▶ _提示された文章_
野島伸司 : ウィキペディア(Wikipedia)

野島 伸司(のじま しんじ、1963年3月4日 - )は、日本のテレビドラマ、映画、アニメーションの脚本家、シナリオライター。血液型はA型。

脚本業を始め現代詩、作詞、絵本、小説、漫画、アニメーションの分野にも進出している。

略歴

新潟県柏崎市出身。1981年、さいたま市立浦和高等学校卒業。その後中央大学法学部政治学科中退後に渡米し、ロサンゼルスに滞在。ホームステイをしながらUCLAに通う。帰国後、飲食店、肉体労働、テレビ局におけるフロアディレクターなどのアルバイトを転々とし、22,3歳の頃、青森県の製缶工場でまるでロボットのように黙々と作業していた時の反動でアイデンティティを確立したいと強く思い、帰りがけにたまたま見た雑誌に載っていたシナリオ募集に応募してみようと決意し、ワープロで初めて執筆した。

1987年、脚本を学ぶため、シナリオ作家協会主催のシナリオ講座9期研修科を受講。講師の一人であり、当時第一線で活躍していた脚本家・伴一彦に師事し、『ハートカクテル・ドラマスペシャル』(日本テレビ系)などのプロットを担当する。

1988年5月、『時には母のない子のように』で第2回フジテレビヤングシナリオ大賞を受賞し、メジャーデビュー。『君が嘘をついた』(1988年、フジテレビ系)で連続テレビドラマの脚本家デビュー。ドラマは平均視聴率17.3%を記録し、業界で注目を集める。その後、フジテレビのドラマプロデューサー、大多亮と二人三脚で、トレンディドラマの脚本を手がける。

▶ _データの内容_
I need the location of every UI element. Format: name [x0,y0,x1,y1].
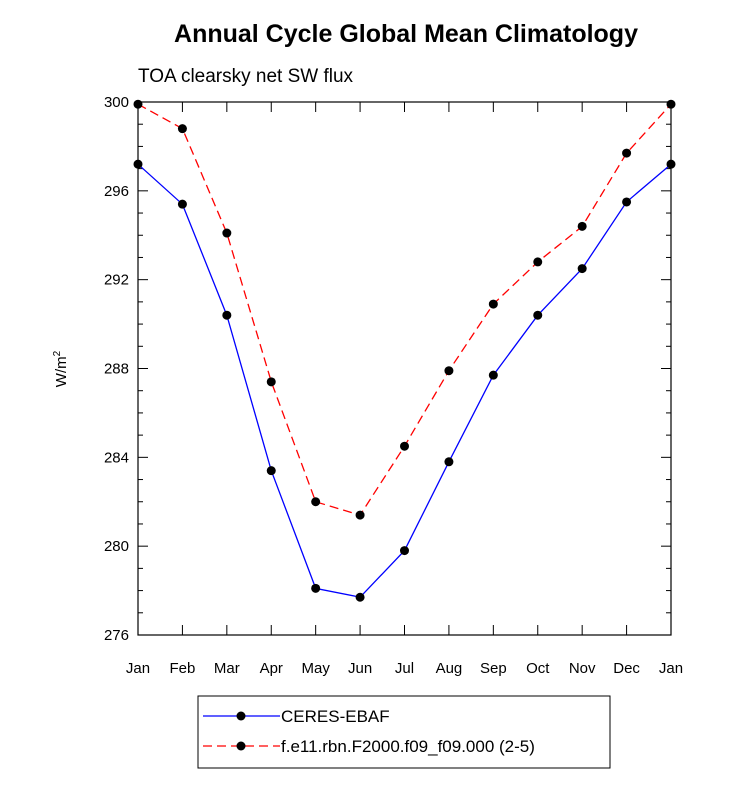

▶ _課題_
上にある野島伸司についての文章から、「1987年、脚本を学ぶため、」で始まり「ディドラマの脚本を手がける。」まで続く部分を、一字も変えずにそのまま書き写す。

▶ _この課題の結果_
1987年、脚本を学ぶため、シナリオ作家協会主催のシナリオ講座9期研修科を受講。講師の一人であり、当時第一線で活躍していた脚本家・伴一彦に師事し、『ハートカクテル・ドラマスペシャル』(日本テレビ系)などのプロットを担当する。

1988年5月、『時には母のない子のように』で第2回フジテレビヤングシナリオ大賞を受賞し、メジャーデビュー。『君が嘘をついた』(1988年、フジテレビ系)で連続テレビドラマの脚本家デビュー。ドラマは平均視聴率17.3%を記録し、業界で注目を集める。その後、フジテレビのドラマプロデューサー、大多亮と二人三脚で、トレンディドラマの脚本を手がける。